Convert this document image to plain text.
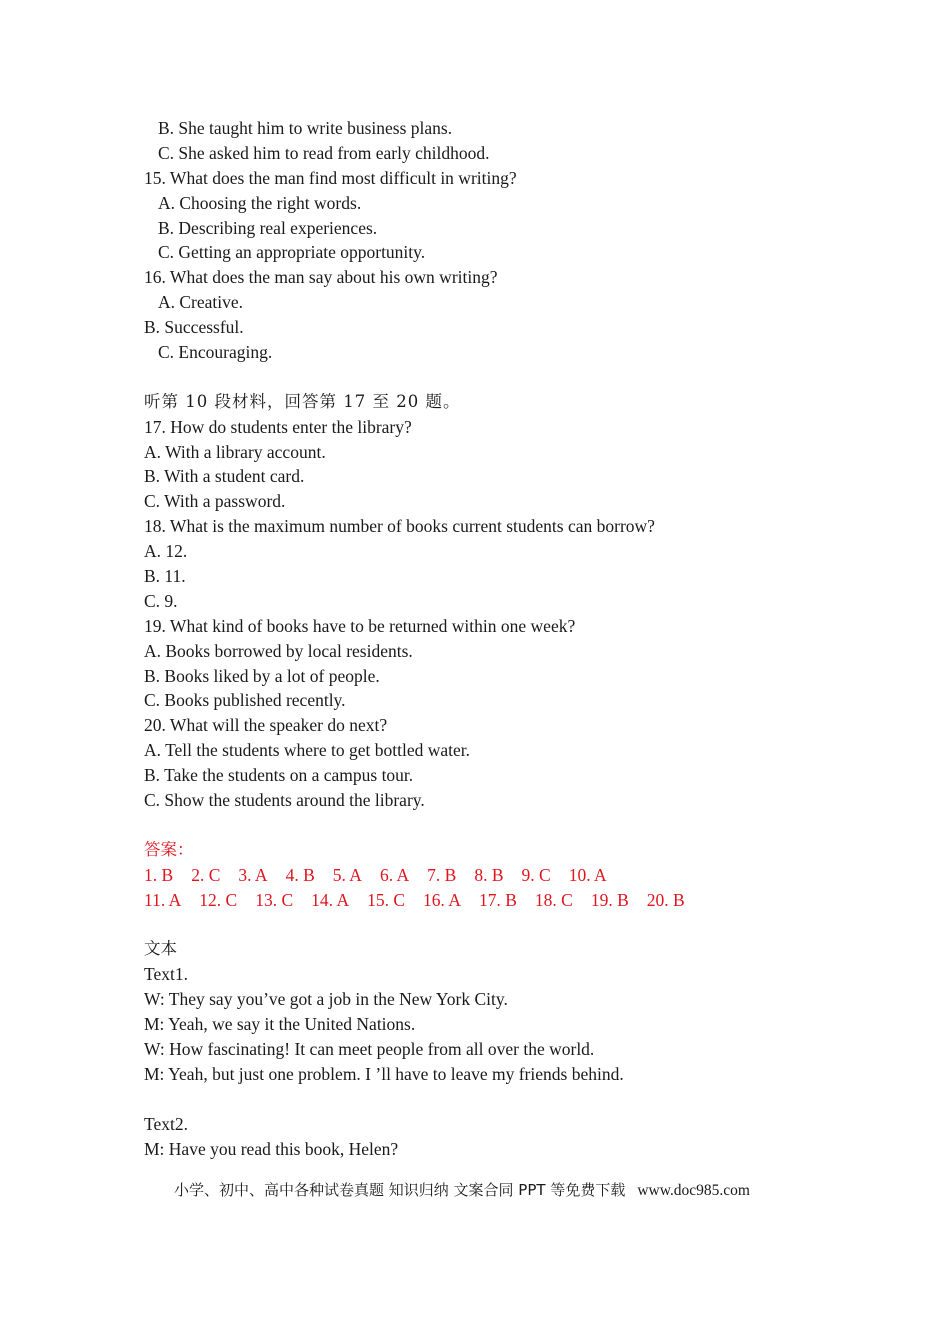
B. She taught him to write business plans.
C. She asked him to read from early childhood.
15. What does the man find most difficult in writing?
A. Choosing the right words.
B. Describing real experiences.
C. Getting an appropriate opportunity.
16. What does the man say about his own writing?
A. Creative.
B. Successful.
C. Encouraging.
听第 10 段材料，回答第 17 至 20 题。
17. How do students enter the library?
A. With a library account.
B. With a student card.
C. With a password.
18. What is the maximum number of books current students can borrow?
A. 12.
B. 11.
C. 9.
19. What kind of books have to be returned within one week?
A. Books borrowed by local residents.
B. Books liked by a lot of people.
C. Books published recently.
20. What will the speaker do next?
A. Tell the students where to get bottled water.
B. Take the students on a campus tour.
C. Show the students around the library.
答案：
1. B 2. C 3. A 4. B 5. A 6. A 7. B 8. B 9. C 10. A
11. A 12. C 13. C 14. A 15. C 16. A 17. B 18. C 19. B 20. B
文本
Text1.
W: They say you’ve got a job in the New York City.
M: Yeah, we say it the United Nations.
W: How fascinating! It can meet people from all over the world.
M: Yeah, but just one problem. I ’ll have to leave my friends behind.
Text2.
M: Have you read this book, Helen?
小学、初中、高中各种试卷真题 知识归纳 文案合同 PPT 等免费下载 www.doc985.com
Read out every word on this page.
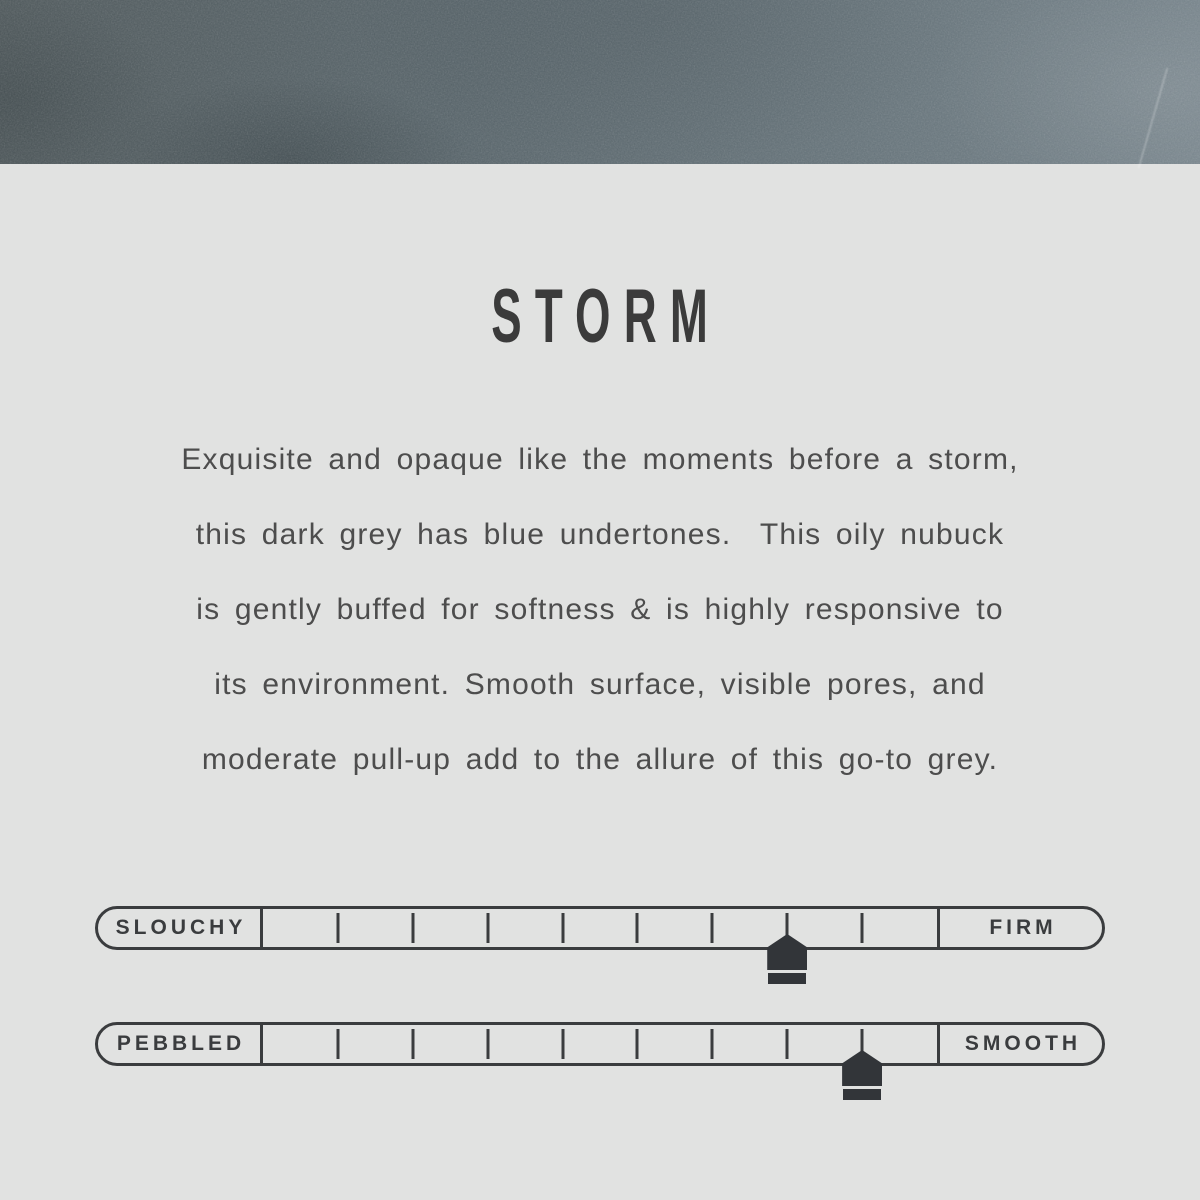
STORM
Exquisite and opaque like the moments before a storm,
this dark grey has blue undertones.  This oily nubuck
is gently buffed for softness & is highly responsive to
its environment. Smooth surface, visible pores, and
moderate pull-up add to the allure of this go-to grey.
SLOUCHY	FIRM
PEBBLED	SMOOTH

-*-*-

— EXERCISE INSTRUCTIONS —
Reproduce the listing exactly. Leave its pictures out.

— TASK RESULT —
Convert this document image to plain text.
B. She taught him to write business plans.
C. She asked him to read from early childhood.
15. What does the man find most difficult in writing?
A. Choosing the right words.
B. Describing real experiences.
C. Getting an appropriate opportunity.
16. What does the man say about his own writing?
A. Creative.
B. Successful.
C. Encouraging.
听第 10 段材料，回答第 17 至 20 题。
17. How do students enter the library?
A. With a library account.
B. With a student card.
C. With a password.
18. What is the maximum number of books current students can borrow?
A. 12.
B. 11.
C. 9.
19. What kind of books have to be returned within one week?
A. Books borrowed by local residents.
B. Books liked by a lot of people.
C. Books published recently.
20. What will the speaker do next?
A. Tell the students where to get bottled water.
B. Take the students on a campus tour.
C. Show the students around the library.
答案：
1. B 2. C 3. A 4. B 5. A 6. A 7. B 8. B 9. C 10. A
11. A 12. C 13. C 14. A 15. C 16. A 17. B 18. C 19. B 20. B
文本
Text1.
W: They say you’ve got a job in the New York City.
M: Yeah, we say it the United Nations.
W: How fascinating! It can meet people from all over the world.
M: Yeah, but just one problem. I ’ll have to leave my friends behind.
Text2.
M: Have you read this book, Helen?
小学、初中、高中各种试卷真题 知识归纳 文案合同 PPT 等免费下载 www.doc985.com
Read out every word on this page.
STORM
Exquisite and opaque like the moments before a storm,
this dark grey has blue undertones.  This oily nubuck
is gently buffed for softness & is highly responsive to
its environment. Smooth surface, visible pores, and
moderate pull-up add to the allure of this go-to grey.
SLOUCHY	FIRM
PEBBLED	SMOOTH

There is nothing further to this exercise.